Located just north of Creston in Union County, a 1060-acre State Park holds natural and historic treasures.

Come along with Notes on Iowa, as we explore Green Valley State Park.

The idea for Green Valley State Park originated much earlier than the 1950s founding of the park itself, dating back to the 1930s. As drought gripped southern Iowa, Union County seat Creston struggled to maintain a viable water supply. Summit Lake, the town’s reservoir, dried up completely as conditions peaked during 1934.

The town partnered with the Southwestern Federated Power Cooperative and the Iowa Conservation Commission on plans to construct a nearly 400-acre reservoir which would ensure access to drinking water while also creating a new source of steam-electric generated power for the area.

Although plans stalled during the late 1930s and 1940s, the project to dam the headwaters of the Platte River came together by 1950 when construction started on the artificial lake tentatively named Creston Lake.

On September 20, 1953, local and state officials celebrated the park’s dedication. In the leadup to the event, the Creston Chamber of Commerce sponsored a contest to name the park. Over 500 entries flooded in, and officials selected Green Valley State Park as the winner.

The celebratory mood of locals proved short-lived as cracks in the dam resultant from a flawed design and inadequate materials quickly offered challenges for engineers. Nearly a decade of work stalled development of the park, as the large expense of reworking the dam ate away at funds for the park.

▶ **Information supplied**:
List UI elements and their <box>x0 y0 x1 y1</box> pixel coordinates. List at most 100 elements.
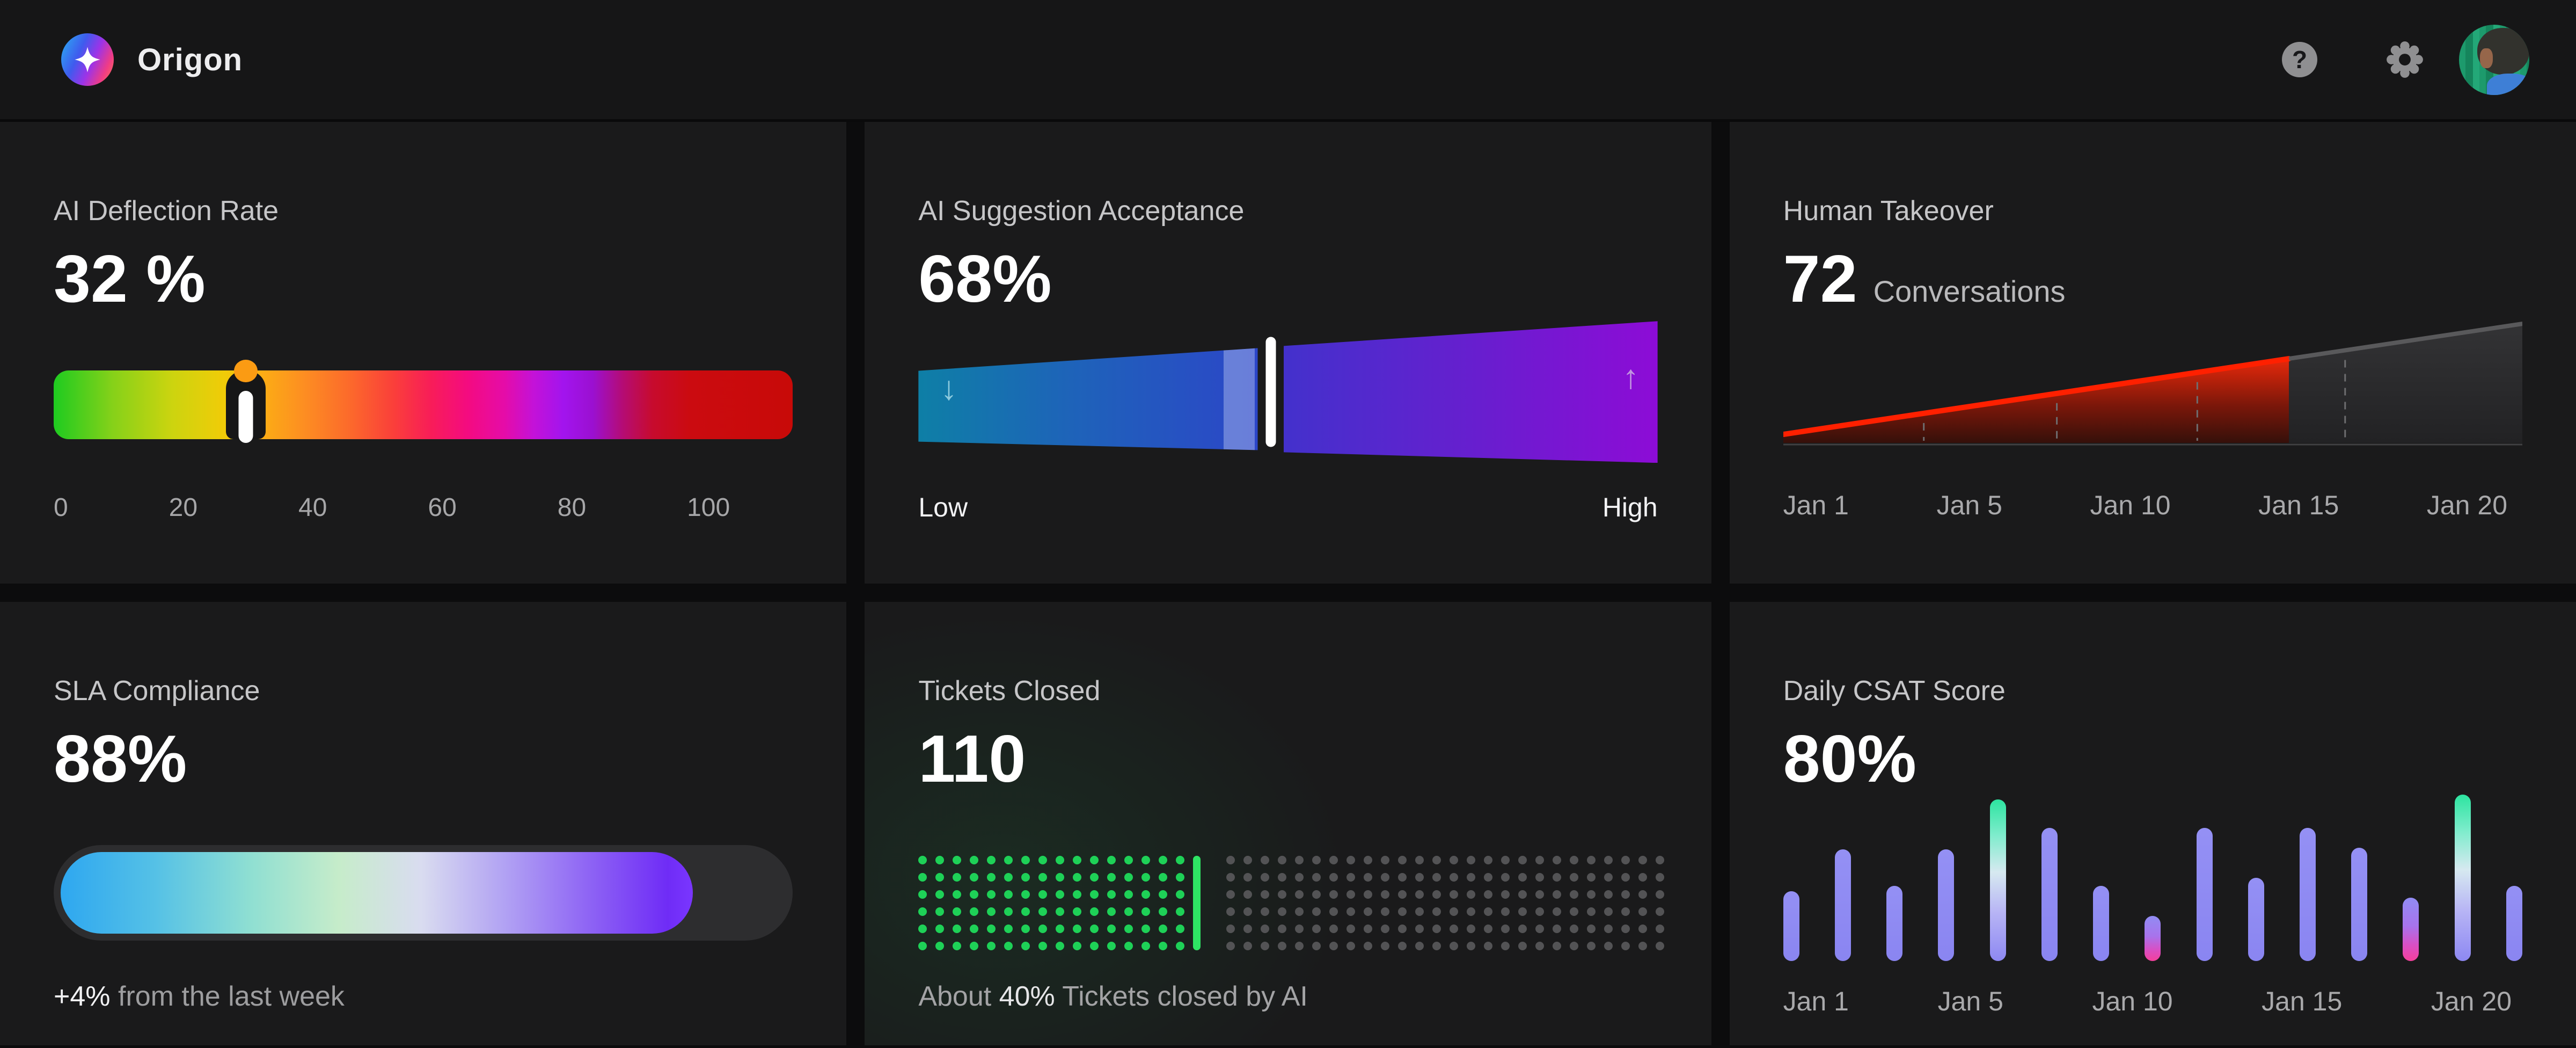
open-dot <box>1398 890 1407 899</box>
gauge-high-label: High <box>1602 492 1658 523</box>
open-dot <box>1656 856 1665 865</box>
open-dot <box>1398 942 1407 951</box>
sla-delta-value: +4% <box>54 981 111 1013</box>
tickets-caption: About 40% Tickets closed by AI <box>918 980 1657 1013</box>
deflection-gradient-slider[interactable] <box>54 360 793 443</box>
ai-closed-dot <box>1159 942 1168 951</box>
ai-closed-dot <box>1176 890 1185 899</box>
csat-bar <box>1783 891 1799 962</box>
ai-closed-dot <box>1056 856 1065 865</box>
open-dot <box>1535 856 1545 865</box>
open-dot <box>1226 856 1235 865</box>
open-dot <box>1415 942 1424 951</box>
ai-closed-dot <box>1107 873 1116 882</box>
dashboard-grid: AI Deflection Rate 32 % 0 20 40 60 80 100 AI … <box>0 122 2576 1045</box>
card-human-takeover: Human Takeover 72 Conversations Jan 1 Jan… <box>1729 122 2576 584</box>
open-dot <box>1415 925 1424 934</box>
dot-matrix-divider <box>1193 856 1201 951</box>
sla-value: 88% <box>54 722 187 797</box>
open-dot <box>1278 907 1287 916</box>
ai-closed-dot <box>1073 856 1082 865</box>
caption-percentage: 40% <box>999 981 1055 1013</box>
gauge-high-wedge <box>1283 321 1658 463</box>
open-dot <box>1381 907 1390 916</box>
open-dot <box>1364 856 1373 865</box>
csat-x-axis: Jan 1 Jan 5 Jan 10 Jan 15 Jan 20 <box>1783 986 2522 1017</box>
ai-closed-dot <box>1056 890 1065 899</box>
ai-closed-dot <box>1021 907 1030 916</box>
csat-bar <box>2351 848 2368 962</box>
ai-closed-dot <box>953 873 962 882</box>
open-dot <box>1364 942 1373 951</box>
open-dot <box>1587 907 1596 916</box>
ai-closed-dot <box>1004 856 1013 865</box>
open-dot <box>1553 925 1562 934</box>
sparkle-star-icon <box>75 47 100 72</box>
open-dot <box>1432 942 1441 951</box>
open-dot <box>1518 907 1527 916</box>
ai-closed-dot <box>1056 873 1065 882</box>
open-dot <box>1364 907 1373 916</box>
csat-bar <box>2454 795 2471 962</box>
open-dot <box>1656 873 1665 882</box>
ai-closed-dot <box>987 873 996 882</box>
open-dot <box>1535 890 1545 899</box>
open-dot <box>1587 873 1596 882</box>
open-dot <box>1553 907 1562 916</box>
gear-icon <box>2387 41 2423 78</box>
ai-closed-dot <box>1124 925 1133 934</box>
help-button[interactable]: ? <box>2282 42 2317 77</box>
open-dot <box>1243 873 1253 882</box>
ai-closed-dot <box>970 856 979 865</box>
axis-tick-label: Jan 5 <box>1937 986 2003 1017</box>
open-dot <box>1364 873 1373 882</box>
ai-closed-dot <box>987 856 996 865</box>
open-dot <box>1587 942 1596 951</box>
avatar-shirt <box>2487 74 2529 95</box>
user-avatar[interactable] <box>2459 24 2529 95</box>
takeover-unit: Conversations <box>1873 274 2066 309</box>
open-dot <box>1638 942 1648 951</box>
csat-bar <box>1938 849 1955 962</box>
open-dot <box>1501 856 1510 865</box>
open-dot <box>1450 907 1459 916</box>
ai-closed-dot <box>1107 856 1116 865</box>
axis-tick-label: Jan 10 <box>2090 490 2171 521</box>
gauge-highlight-band <box>1224 348 1255 450</box>
open-dot <box>1553 942 1562 951</box>
open-dot <box>1226 907 1235 916</box>
takeover-value-row: 72 Conversations <box>1783 246 2522 312</box>
open-dot <box>1261 856 1270 865</box>
tickets-dot-matrix <box>918 856 1665 951</box>
header-actions: ? <box>2282 24 2529 95</box>
dot-row <box>918 942 1665 951</box>
ai-closed-dot <box>1159 907 1168 916</box>
sla-delta-caption: +4% from the last week <box>54 980 793 1013</box>
ai-closed-dot <box>935 925 945 934</box>
ai-closed-dot <box>935 907 945 916</box>
card-title: Human Takeover <box>1783 195 1994 227</box>
slider-scale: 0 20 40 60 80 100 <box>54 493 730 522</box>
open-dot <box>1484 856 1493 865</box>
open-dot <box>1570 873 1579 882</box>
open-dot <box>1587 890 1596 899</box>
ai-closed-dot <box>1004 907 1013 916</box>
slider-handle[interactable] <box>238 391 253 443</box>
gauge-marker[interactable] <box>1265 337 1276 447</box>
open-dot <box>1381 890 1390 899</box>
open-dot <box>1381 873 1390 882</box>
axis-tick-label: Jan 20 <box>2431 986 2512 1017</box>
ai-closed-dot <box>1159 856 1168 865</box>
ai-closed-dot <box>918 925 927 934</box>
ai-closed-dot <box>1176 925 1185 934</box>
ai-closed-dot <box>1124 890 1133 899</box>
ai-closed-dot <box>1141 890 1151 899</box>
ai-closed-dot <box>918 856 927 865</box>
settings-button[interactable] <box>2386 41 2424 78</box>
open-dot <box>1346 925 1356 934</box>
open-dot <box>1432 873 1441 882</box>
axis-tick-label: 60 <box>428 493 457 522</box>
axis-tick-label: Jan 20 <box>2426 490 2507 521</box>
ai-closed-dot <box>987 890 996 899</box>
open-dot <box>1467 942 1476 951</box>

▶ **Exercises**:
(a) According to the Green Valley State Park article, how many acres does the park cover?
(b) Using the Green Valley State Park article, explain why development of the park stalled for nearly a decade.
(c) Resume the Green Valley State Park article after its final sentence.
The entries have no connection to the Green Valley State Park article.

▶ **In response**:
(a) 1060 acres.

(b) Cracks appeared in the dam because of a flawed design and inadequate materials. The large expense of reworking the dam used up funds that would have gone to the park.

(c)
In March of 1957, State Representative Robert Maggert of Union County asked for an appropriation of 75,000 to improve and develop the park. An 140 site campground featuring 50 electrical hookups followed, as well as a sand beach for swimming. Other amenities, included twelve miles of mowed trails also followed during the 1960s and 1970s.

By the 1980s, workers planted between 3,000 and 5,000 trees annually, helping to develop the natural landscape of the park. The park also added fish-cleaning stations after park ranger Larry Lock noticed the amenity at another state park. As funding from the Iowa Lottery started to aid in improvements to the Iowa State Parks system in the mid-1980s, the park added fishing jetties to the lake.

Lake sedimentation has posed a significant challenge for the body of water since the 1950s construction. Over the decades the Iowa Department of Natural Resources and the Natural Resources Conservation Service have partnered with the DNR to improve the contributing watershed in efforts to maintain water quality in the lake.

Today, Green Valley State Park offers visitors a wide-variety of amenities. A 2009 project enlarged the campground and added three cabins. Additionally, the project added a new playground.

Fishing represents the most popular activity on the lake, and anglers utilize a variety of jetties and, piers, and four boat ramps to try and hook the stocked populations of largemouth bass, bluegill, crappie, and channel catfish.

A multi-surface trail measuring over ten miles completely surrounds the lake, offering kiers and bicyclists opportunities for recreation. 3.5 miles of the trail, completed in 2015, run from the campground to the Green Valley Lake Dam, while also linking to a hard surface trail running south of the park into Creston near Southwestern Community College.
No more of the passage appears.